Exercise>
Without the pictures, copy all the entries below exactly.

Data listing

_ _ _ _

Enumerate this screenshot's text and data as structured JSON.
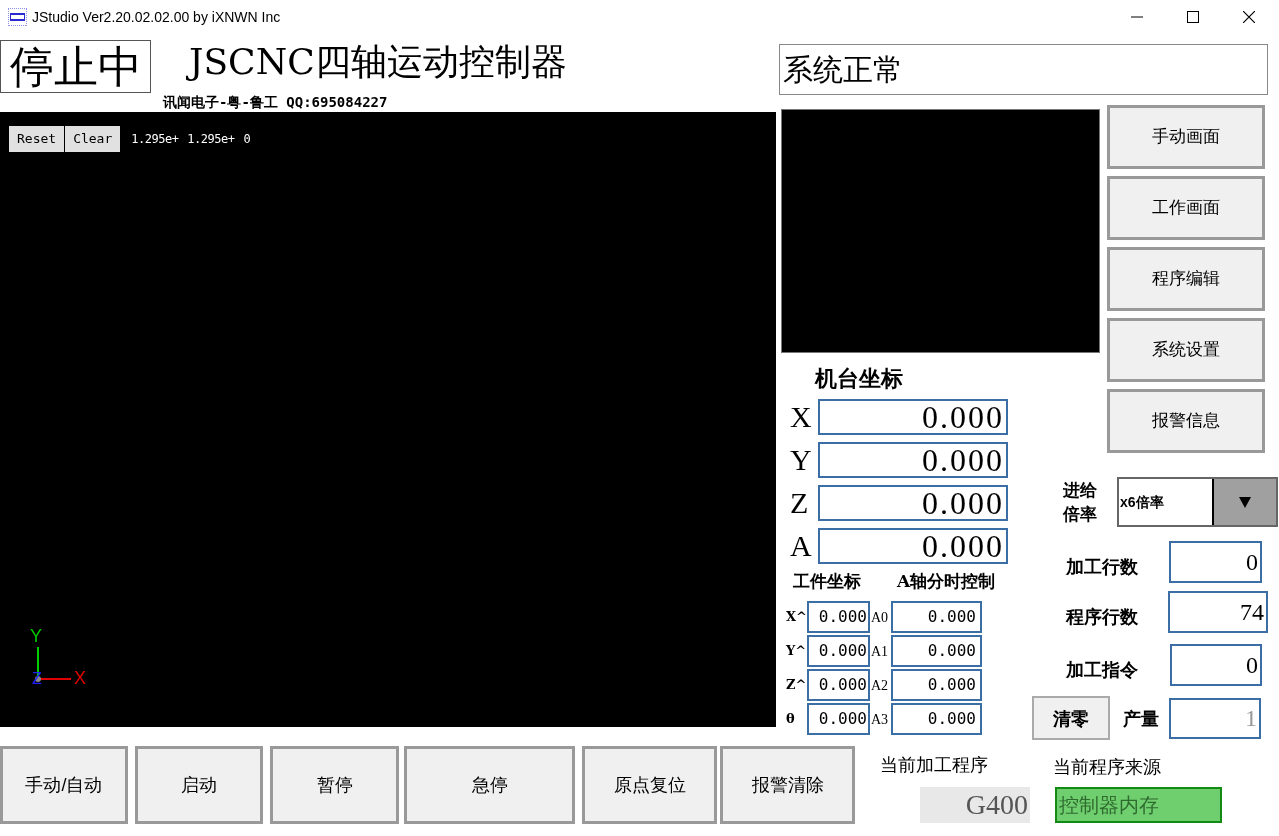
{
  "window": {
    "title": "JStudio Ver2.20.02.02.00 by iXNWN Inc"
  },
  "run_state": "停止中",
  "app_title": "JSCNC四轴运动控制器",
  "subtitle": "讯闻电子-粤-鲁工 QQ:695084227",
  "canvas": {
    "buttons": [
      "Reset",
      "Clear"
    ],
    "readouts": [
      "1.295e+",
      "1.295e+",
      "0"
    ],
    "axis_labels": {
      "x": "X",
      "y": "Y",
      "z": "Z"
    }
  },
  "system_status": "系统正常",
  "nav_buttons": [
    "手动画面",
    "工作画面",
    "程序编辑",
    "系统设置",
    "报警信息"
  ],
  "machine_coords": {
    "title": "机台坐标",
    "rows": [
      {
        "axis": "X",
        "value": "0.000"
      },
      {
        "axis": "Y",
        "value": "0.000"
      },
      {
        "axis": "Z",
        "value": "0.000"
      },
      {
        "axis": "A",
        "value": "0.000"
      }
    ]
  },
  "work_coords": {
    "title": "工件坐标",
    "rows": [
      {
        "label": "X^",
        "value": "0.000"
      },
      {
        "label": "Y^",
        "value": "0.000"
      },
      {
        "label": "Z^",
        "value": "0.000"
      },
      {
        "label": "θ",
        "value": "0.000"
      }
    ]
  },
  "a_axis_control": {
    "title": "A轴分时控制",
    "rows": [
      {
        "label": "A0",
        "value": "0.000"
      },
      {
        "label": "A1",
        "value": "0.000"
      },
      {
        "label": "A2",
        "value": "0.000"
      },
      {
        "label": "A3",
        "value": "0.000"
      }
    ]
  },
  "feed_rate": {
    "label": "进给倍率",
    "value": "x6倍率"
  },
  "counters": [
    {
      "label": "加工行数",
      "value": "0"
    },
    {
      "label": "程序行数",
      "value": "74"
    },
    {
      "label": "加工指令",
      "value": "0"
    }
  ],
  "clear_button": "清零",
  "output": {
    "label": "产量",
    "value": "1",
    "disabled": true
  },
  "bottom_buttons": [
    "手动/自动",
    "启动",
    "暂停",
    "急停",
    "原点复位",
    "报警清除"
  ],
  "current_program": {
    "label": "当前加工程序",
    "value": "G400"
  },
  "program_source": {
    "label": "当前程序来源",
    "value": "控制器内存"
  }
}
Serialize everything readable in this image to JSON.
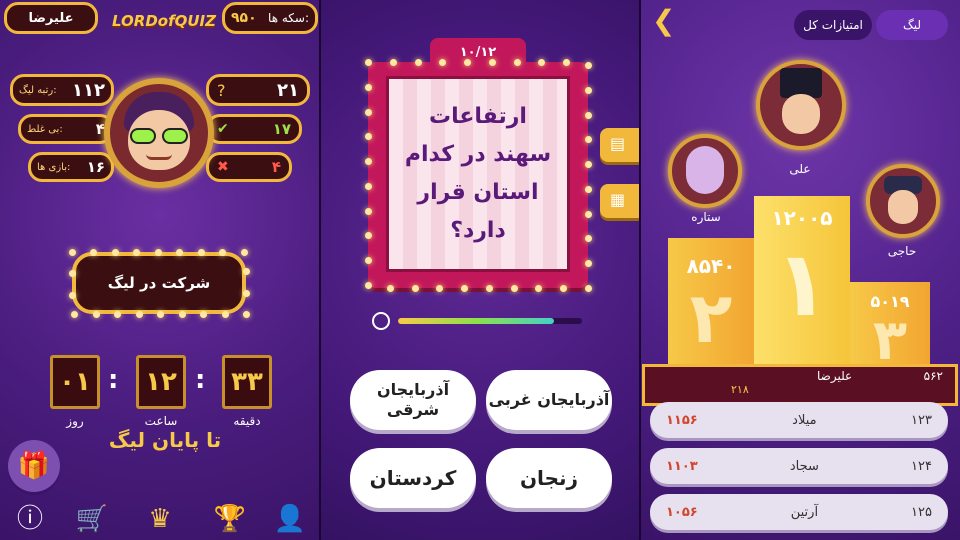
{
  "left": {
    "username": "علیرضا",
    "logo": "LORDofQUIZ",
    "coins_label": "سکه ها:",
    "coins_value": "۹۵۰",
    "league_rank_label": "رتبه لیگ:",
    "league_rank_value": "۱۱۲",
    "wrong_label": "بی غلط:",
    "wrong_value": "۴",
    "games_label": "بازی ها:",
    "games_value": "۱۶",
    "question_value": "۲۱",
    "correct_value": "۱۷",
    "incorrect_value": "۴",
    "join_league": "شرکت در لیگ",
    "timer": {
      "days": "۰۱",
      "hours": "۱۲",
      "minutes": "۳۳",
      "days_label": "روز",
      "hours_label": "ساعت",
      "minutes_label": "دقیقه",
      "ends_label": "تا پایان لیگ"
    },
    "nav": [
      "info-icon",
      "cart-icon",
      "podium-icon",
      "trophy-icon",
      "profile-icon"
    ]
  },
  "middle": {
    "progress": "۱۰/۱۲",
    "question": "ارتفاعات سهند در کدام استان قرار دارد؟",
    "timer_fraction": 0.85,
    "answers": [
      "آذربایجان غربی",
      "آذربایجان شرقی",
      "زنجان",
      "کردستان"
    ]
  },
  "right": {
    "tab_league": "لیگ",
    "tab_total": "امتیازات کل",
    "first": {
      "name": "علی",
      "score": "۱۲۰۰۵",
      "rank": "۱"
    },
    "second": {
      "name": "ستاره",
      "score": "۸۵۴۰",
      "rank": "۲"
    },
    "third": {
      "name": "حاجی",
      "score": "۵۰۱۹",
      "rank": "۳"
    },
    "me": {
      "rank": "۵۶۲",
      "name": "علیرضا",
      "score": "۲۱۸"
    },
    "rows": [
      {
        "rank": "۱۲۳",
        "name": "میلاد",
        "score": "۱۱۵۶"
      },
      {
        "rank": "۱۲۴",
        "name": "سجاد",
        "score": "۱۱۰۳"
      },
      {
        "rank": "۱۲۵",
        "name": "آرتین",
        "score": "۱۰۵۶"
      }
    ]
  }
}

_ _ _ _

Solution>
Enumerate this screenshot's text and data as structured JSON.
{
  "window": {
    "title": "JStudio Ver2.20.02.02.00 by iXNWN Inc"
  },
  "run_state": "停止中",
  "app_title": "JSCNC四轴运动控制器",
  "subtitle": "讯闻电子-粤-鲁工 QQ:695084227",
  "canvas": {
    "buttons": [
      "Reset",
      "Clear"
    ],
    "readouts": [
      "1.295e+",
      "1.295e+",
      "0"
    ],
    "axis_labels": {
      "x": "X",
      "y": "Y",
      "z": "Z"
    }
  },
  "system_status": "系统正常",
  "nav_buttons": [
    "手动画面",
    "工作画面",
    "程序编辑",
    "系统设置",
    "报警信息"
  ],
  "machine_coords": {
    "title": "机台坐标",
    "rows": [
      {
        "axis": "X",
        "value": "0.000"
      },
      {
        "axis": "Y",
        "value": "0.000"
      },
      {
        "axis": "Z",
        "value": "0.000"
      },
      {
        "axis": "A",
        "value": "0.000"
      }
    ]
  },
  "work_coords": {
    "title": "工件坐标",
    "rows": [
      {
        "label": "X^",
        "value": "0.000"
      },
      {
        "label": "Y^",
        "value": "0.000"
      },
      {
        "label": "Z^",
        "value": "0.000"
      },
      {
        "label": "θ",
        "value": "0.000"
      }
    ]
  },
  "a_axis_control": {
    "title": "A轴分时控制",
    "rows": [
      {
        "label": "A0",
        "value": "0.000"
      },
      {
        "label": "A1",
        "value": "0.000"
      },
      {
        "label": "A2",
        "value": "0.000"
      },
      {
        "label": "A3",
        "value": "0.000"
      }
    ]
  },
  "feed_rate": {
    "label": "进给倍率",
    "value": "x6倍率"
  },
  "counters": [
    {
      "label": "加工行数",
      "value": "0"
    },
    {
      "label": "程序行数",
      "value": "74"
    },
    {
      "label": "加工指令",
      "value": "0"
    }
  ],
  "clear_button": "清零",
  "output": {
    "label": "产量",
    "value": "1",
    "disabled": true
  },
  "bottom_buttons": [
    "手动/自动",
    "启动",
    "暂停",
    "急停",
    "原点复位",
    "报警清除"
  ],
  "current_program": {
    "label": "当前加工程序",
    "value": "G400"
  },
  "program_source": {
    "label": "当前程序来源",
    "value": "控制器内存"
  }
}
Serialize everything readable in this image to JSON.
{
  "left": {
    "username": "علیرضا",
    "logo": "LORDofQUIZ",
    "coins_label": "سکه ها:",
    "coins_value": "۹۵۰",
    "league_rank_label": "رتبه لیگ:",
    "league_rank_value": "۱۱۲",
    "wrong_label": "بی غلط:",
    "wrong_value": "۴",
    "games_label": "بازی ها:",
    "games_value": "۱۶",
    "question_value": "۲۱",
    "correct_value": "۱۷",
    "incorrect_value": "۴",
    "join_league": "شرکت در لیگ",
    "timer": {
      "days": "۰۱",
      "hours": "۱۲",
      "minutes": "۳۳",
      "days_label": "روز",
      "hours_label": "ساعت",
      "minutes_label": "دقیقه",
      "ends_label": "تا پایان لیگ"
    },
    "nav": [
      "info-icon",
      "cart-icon",
      "podium-icon",
      "trophy-icon",
      "profile-icon"
    ]
  },
  "middle": {
    "progress": "۱۰/۱۲",
    "question": "ارتفاعات سهند در کدام استان قرار دارد؟",
    "timer_fraction": 0.85,
    "answers": [
      "آذربایجان غربی",
      "آذربایجان شرقی",
      "زنجان",
      "کردستان"
    ]
  },
  "right": {
    "tab_league": "لیگ",
    "tab_total": "امتیازات کل",
    "first": {
      "name": "علی",
      "score": "۱۲۰۰۵",
      "rank": "۱"
    },
    "second": {
      "name": "ستاره",
      "score": "۸۵۴۰",
      "rank": "۲"
    },
    "third": {
      "name": "حاجی",
      "score": "۵۰۱۹",
      "rank": "۳"
    },
    "me": {
      "rank": "۵۶۲",
      "name": "علیرضا",
      "score": "۲۱۸"
    },
    "rows": [
      {
        "rank": "۱۲۳",
        "name": "میلاد",
        "score": "۱۱۵۶"
      },
      {
        "rank": "۱۲۴",
        "name": "سجاد",
        "score": "۱۱۰۳"
      },
      {
        "rank": "۱۲۵",
        "name": "آرتین",
        "score": "۱۰۵۶"
      }
    ]
  }
}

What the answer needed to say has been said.